- **Task description**
Search the listing below for the word "Negroes" and copy each line that holds it.

- - -

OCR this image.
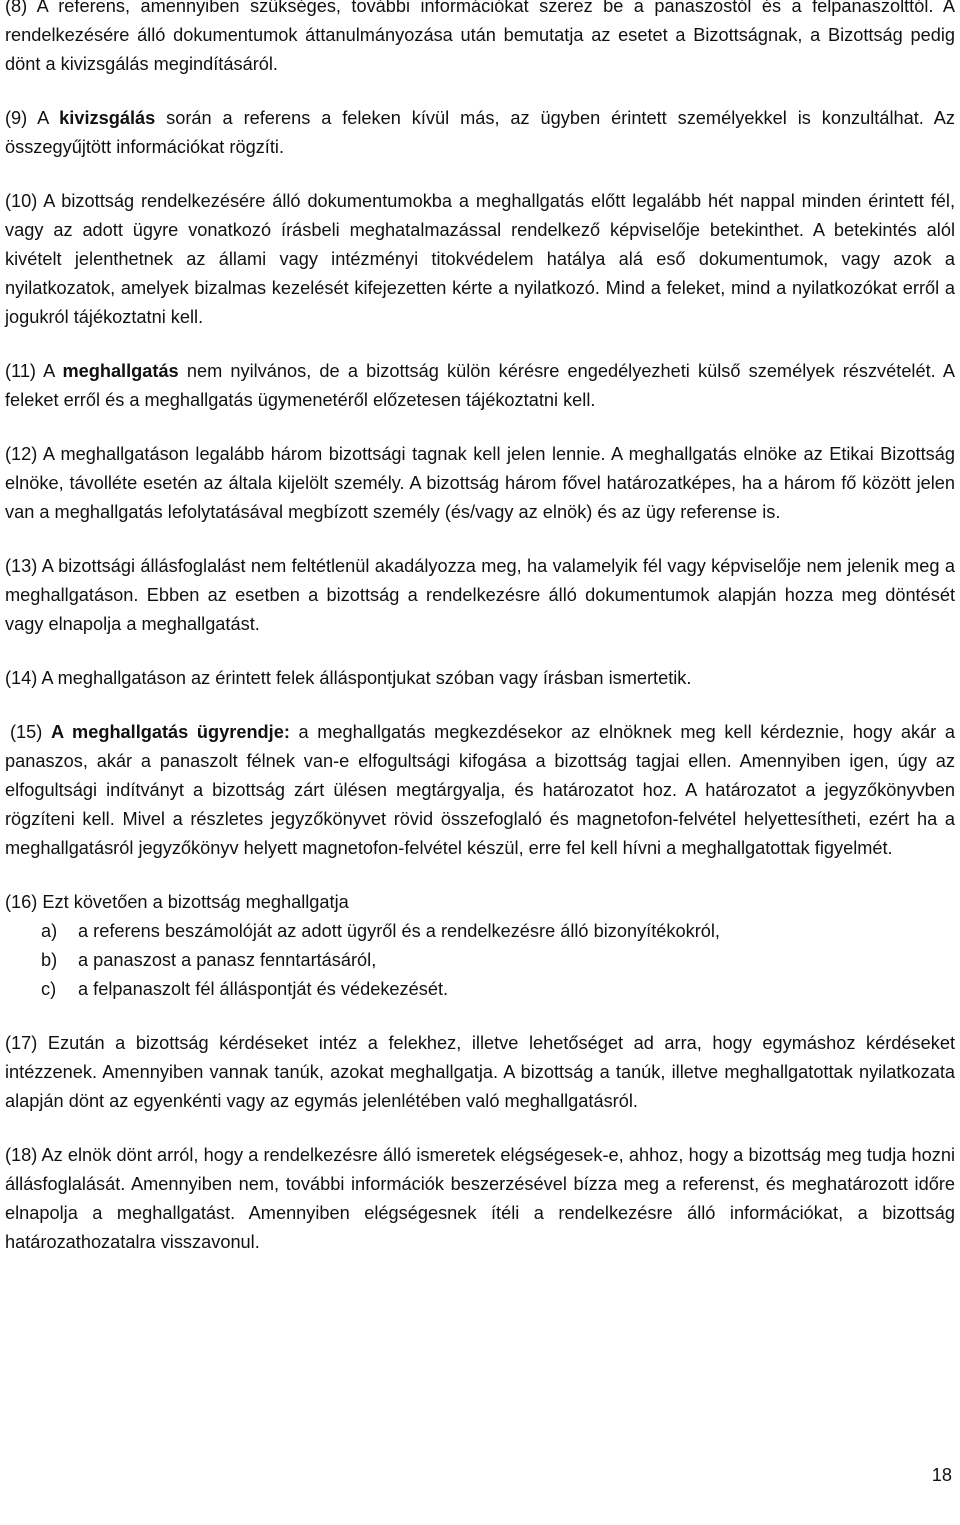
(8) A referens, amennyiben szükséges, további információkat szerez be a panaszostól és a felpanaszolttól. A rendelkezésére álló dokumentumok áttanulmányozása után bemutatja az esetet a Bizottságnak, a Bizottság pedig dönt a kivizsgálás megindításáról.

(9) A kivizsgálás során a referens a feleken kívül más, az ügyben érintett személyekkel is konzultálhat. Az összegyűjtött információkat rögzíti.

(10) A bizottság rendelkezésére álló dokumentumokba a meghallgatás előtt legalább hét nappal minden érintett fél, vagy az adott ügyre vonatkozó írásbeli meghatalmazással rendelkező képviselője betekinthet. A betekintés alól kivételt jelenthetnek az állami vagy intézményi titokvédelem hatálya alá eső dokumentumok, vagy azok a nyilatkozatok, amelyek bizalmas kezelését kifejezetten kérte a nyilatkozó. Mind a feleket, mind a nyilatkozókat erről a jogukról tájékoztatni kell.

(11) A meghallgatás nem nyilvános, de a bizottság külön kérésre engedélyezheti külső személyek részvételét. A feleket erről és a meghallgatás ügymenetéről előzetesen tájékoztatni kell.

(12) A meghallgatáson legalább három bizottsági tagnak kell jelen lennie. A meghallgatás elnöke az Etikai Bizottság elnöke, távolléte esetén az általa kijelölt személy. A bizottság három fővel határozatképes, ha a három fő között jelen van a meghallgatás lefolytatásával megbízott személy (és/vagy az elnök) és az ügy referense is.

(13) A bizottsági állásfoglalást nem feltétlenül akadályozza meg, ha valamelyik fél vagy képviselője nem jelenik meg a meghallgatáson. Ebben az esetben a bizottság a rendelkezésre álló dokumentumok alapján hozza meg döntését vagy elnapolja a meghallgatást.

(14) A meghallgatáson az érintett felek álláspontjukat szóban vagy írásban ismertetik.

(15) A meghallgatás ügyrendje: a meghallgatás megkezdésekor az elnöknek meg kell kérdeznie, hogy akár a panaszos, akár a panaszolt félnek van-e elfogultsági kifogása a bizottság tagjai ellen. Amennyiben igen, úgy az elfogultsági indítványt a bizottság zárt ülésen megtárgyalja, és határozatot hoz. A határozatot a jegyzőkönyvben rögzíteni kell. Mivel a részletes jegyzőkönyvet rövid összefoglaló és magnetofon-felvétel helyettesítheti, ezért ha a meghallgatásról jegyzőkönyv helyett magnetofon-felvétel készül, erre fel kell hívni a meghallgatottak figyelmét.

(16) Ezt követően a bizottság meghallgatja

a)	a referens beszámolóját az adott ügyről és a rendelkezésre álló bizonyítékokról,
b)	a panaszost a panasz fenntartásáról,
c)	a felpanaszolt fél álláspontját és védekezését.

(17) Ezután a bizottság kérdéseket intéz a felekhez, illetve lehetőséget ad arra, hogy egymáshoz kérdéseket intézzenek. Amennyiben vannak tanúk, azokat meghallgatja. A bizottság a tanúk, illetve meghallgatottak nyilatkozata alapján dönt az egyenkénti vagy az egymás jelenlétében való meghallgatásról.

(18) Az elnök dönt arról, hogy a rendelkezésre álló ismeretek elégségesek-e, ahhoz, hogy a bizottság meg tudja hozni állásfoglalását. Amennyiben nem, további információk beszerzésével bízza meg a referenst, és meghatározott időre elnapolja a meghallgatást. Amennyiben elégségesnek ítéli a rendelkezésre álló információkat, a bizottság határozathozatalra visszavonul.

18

- - -

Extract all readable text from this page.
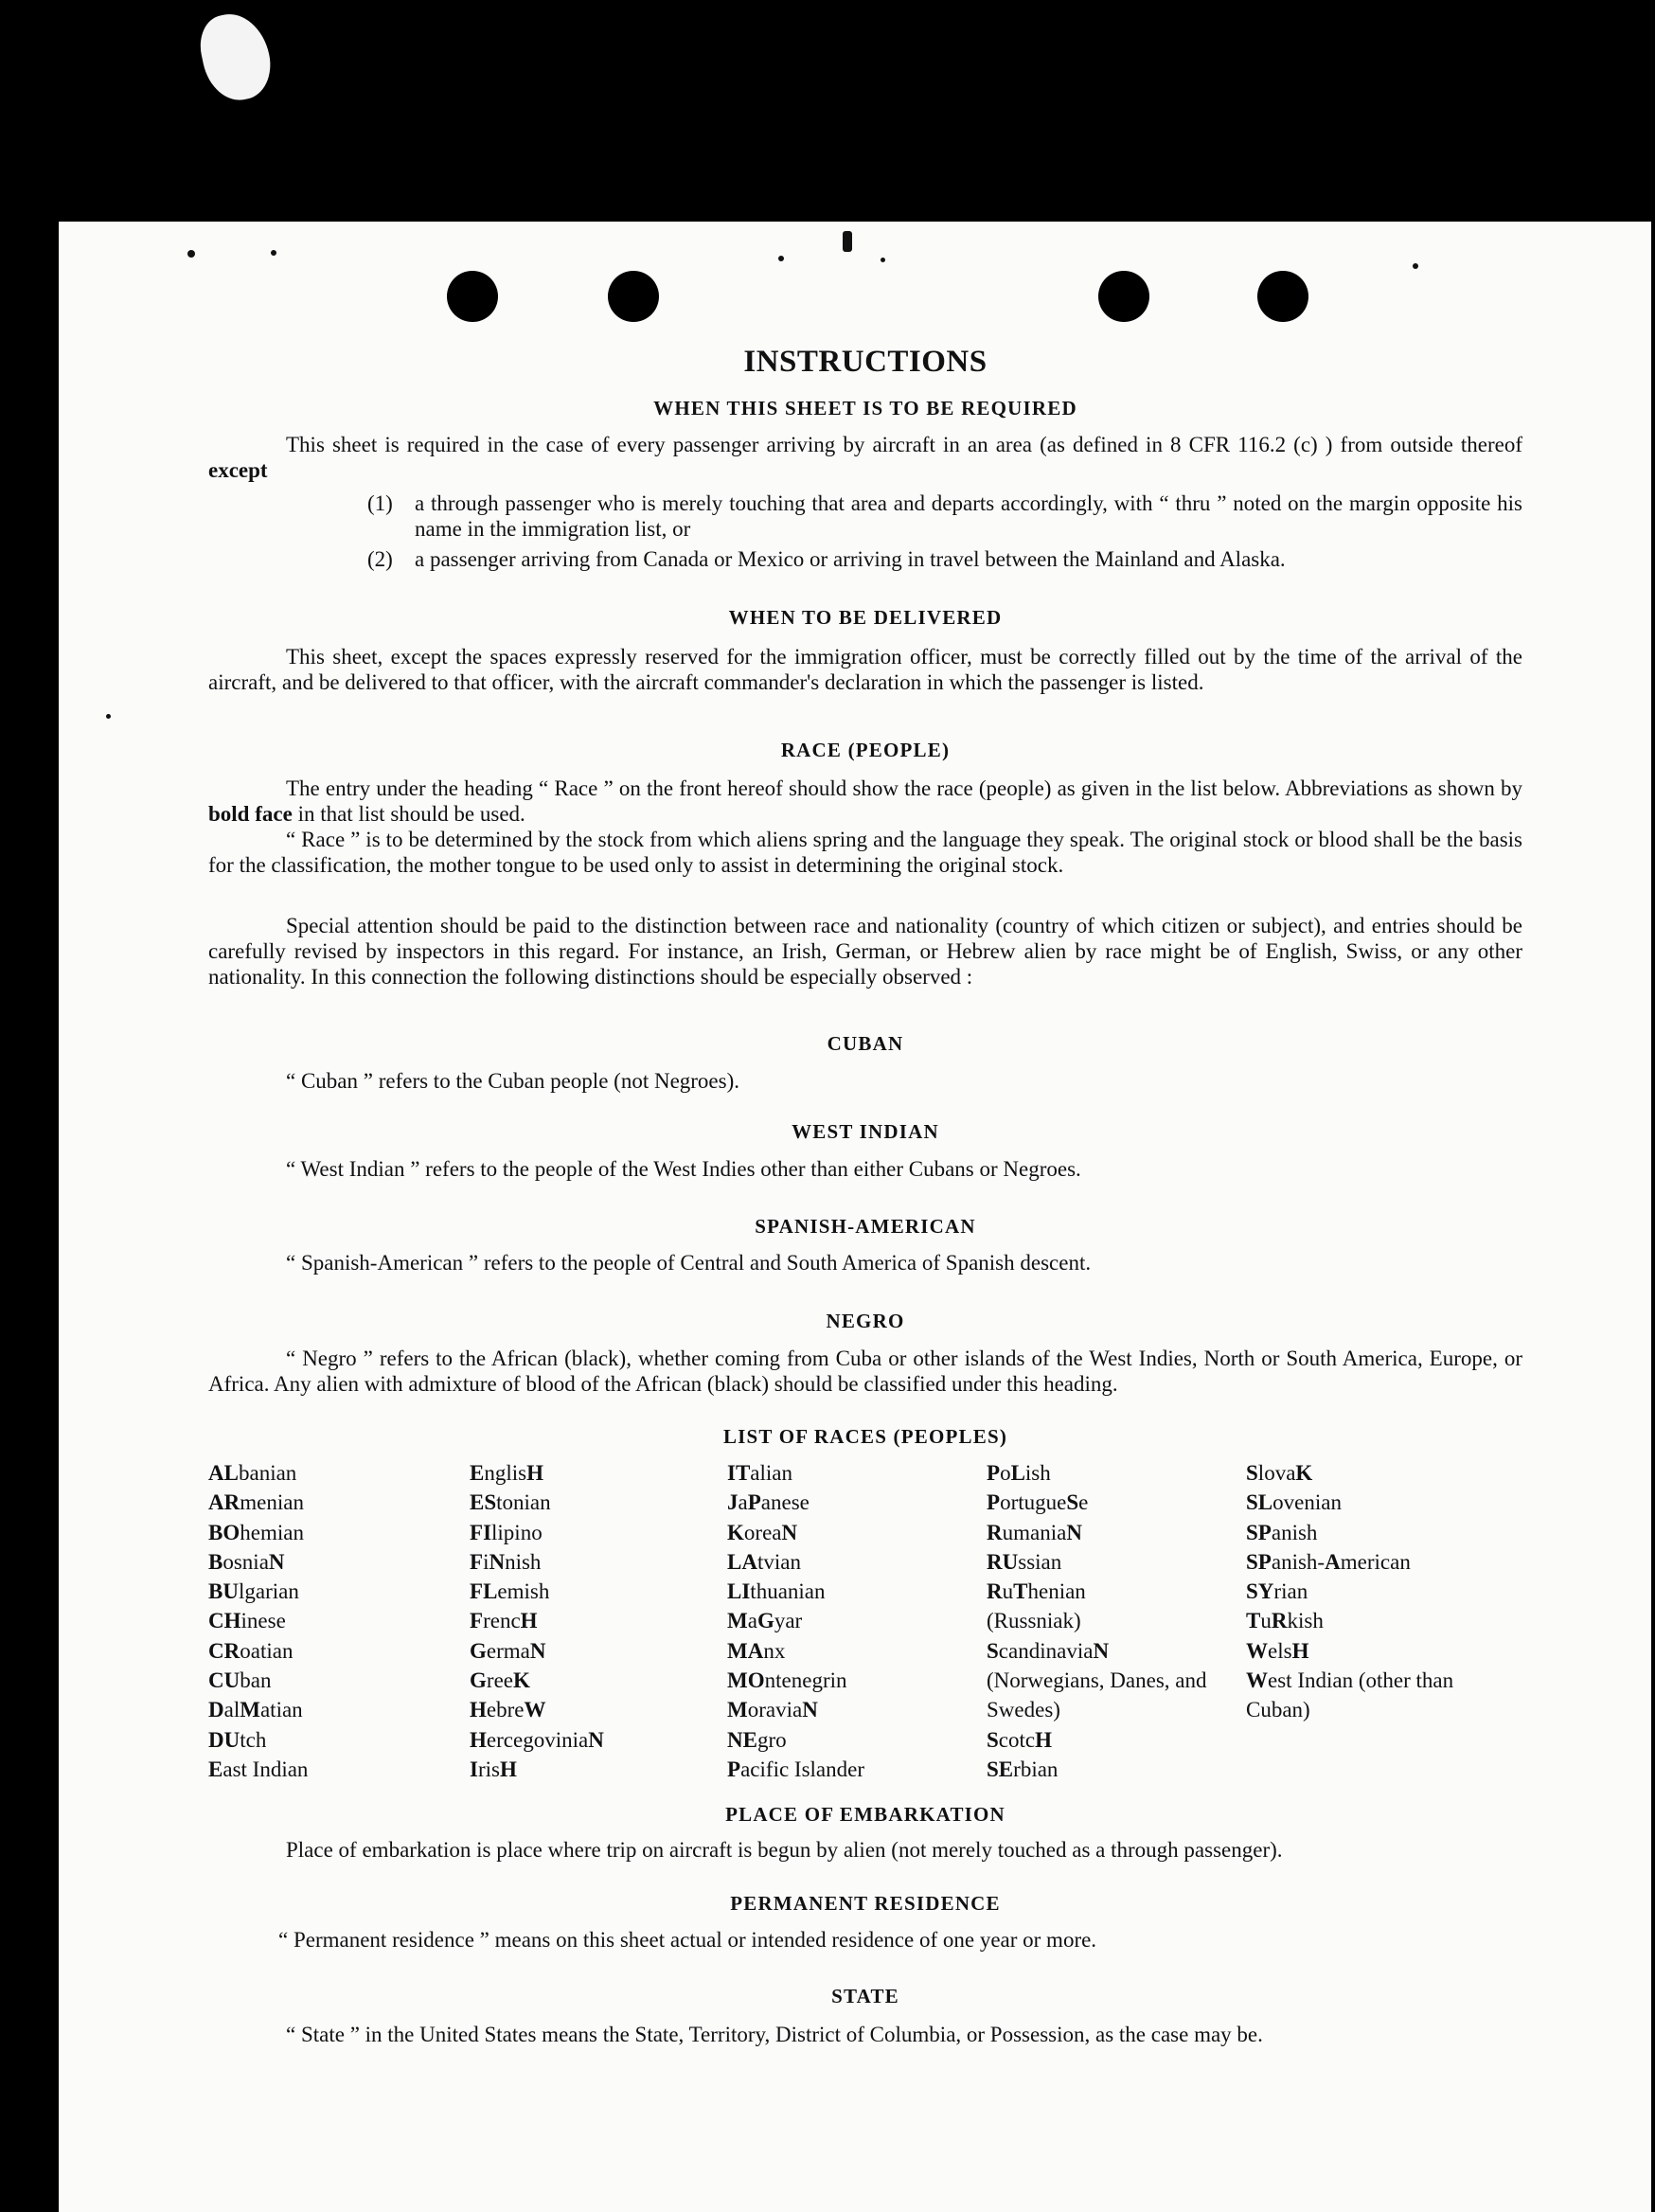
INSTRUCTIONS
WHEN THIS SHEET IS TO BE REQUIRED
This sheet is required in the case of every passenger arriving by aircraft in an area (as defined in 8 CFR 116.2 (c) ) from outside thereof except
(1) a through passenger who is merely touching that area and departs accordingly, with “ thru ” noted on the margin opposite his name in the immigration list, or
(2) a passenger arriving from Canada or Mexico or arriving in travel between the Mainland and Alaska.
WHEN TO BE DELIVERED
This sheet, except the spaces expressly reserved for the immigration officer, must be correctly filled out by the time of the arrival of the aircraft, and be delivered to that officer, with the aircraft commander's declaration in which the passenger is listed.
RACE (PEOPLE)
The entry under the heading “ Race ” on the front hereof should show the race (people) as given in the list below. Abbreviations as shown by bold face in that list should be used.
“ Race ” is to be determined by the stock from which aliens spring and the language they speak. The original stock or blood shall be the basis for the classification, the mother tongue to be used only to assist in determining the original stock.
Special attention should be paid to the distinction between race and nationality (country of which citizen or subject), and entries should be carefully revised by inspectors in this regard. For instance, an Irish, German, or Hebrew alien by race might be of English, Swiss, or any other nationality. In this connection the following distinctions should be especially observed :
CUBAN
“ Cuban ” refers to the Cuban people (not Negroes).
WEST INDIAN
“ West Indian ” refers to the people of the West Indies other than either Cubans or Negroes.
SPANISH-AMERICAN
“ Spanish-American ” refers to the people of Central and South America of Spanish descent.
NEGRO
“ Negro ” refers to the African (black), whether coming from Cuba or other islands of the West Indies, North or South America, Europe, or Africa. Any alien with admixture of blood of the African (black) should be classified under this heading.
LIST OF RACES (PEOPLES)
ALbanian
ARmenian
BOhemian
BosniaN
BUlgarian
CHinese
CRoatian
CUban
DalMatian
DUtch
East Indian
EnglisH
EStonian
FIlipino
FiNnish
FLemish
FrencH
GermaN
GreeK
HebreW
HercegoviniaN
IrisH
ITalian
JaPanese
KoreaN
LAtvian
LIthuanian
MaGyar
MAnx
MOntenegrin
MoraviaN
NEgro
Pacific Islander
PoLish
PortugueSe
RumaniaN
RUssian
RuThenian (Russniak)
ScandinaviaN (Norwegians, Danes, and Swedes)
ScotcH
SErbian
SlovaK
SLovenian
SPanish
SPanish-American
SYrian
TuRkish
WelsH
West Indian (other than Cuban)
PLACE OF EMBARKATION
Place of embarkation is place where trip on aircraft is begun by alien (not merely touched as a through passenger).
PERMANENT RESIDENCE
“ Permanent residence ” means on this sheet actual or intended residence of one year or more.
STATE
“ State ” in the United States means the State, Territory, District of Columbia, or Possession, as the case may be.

- - -

- **Result for this exercise**
“ Cuban ” refers to the Cuban people (not Negroes).
“ West Indian ” refers to the people of the West Indies other than either Cubans or Negroes.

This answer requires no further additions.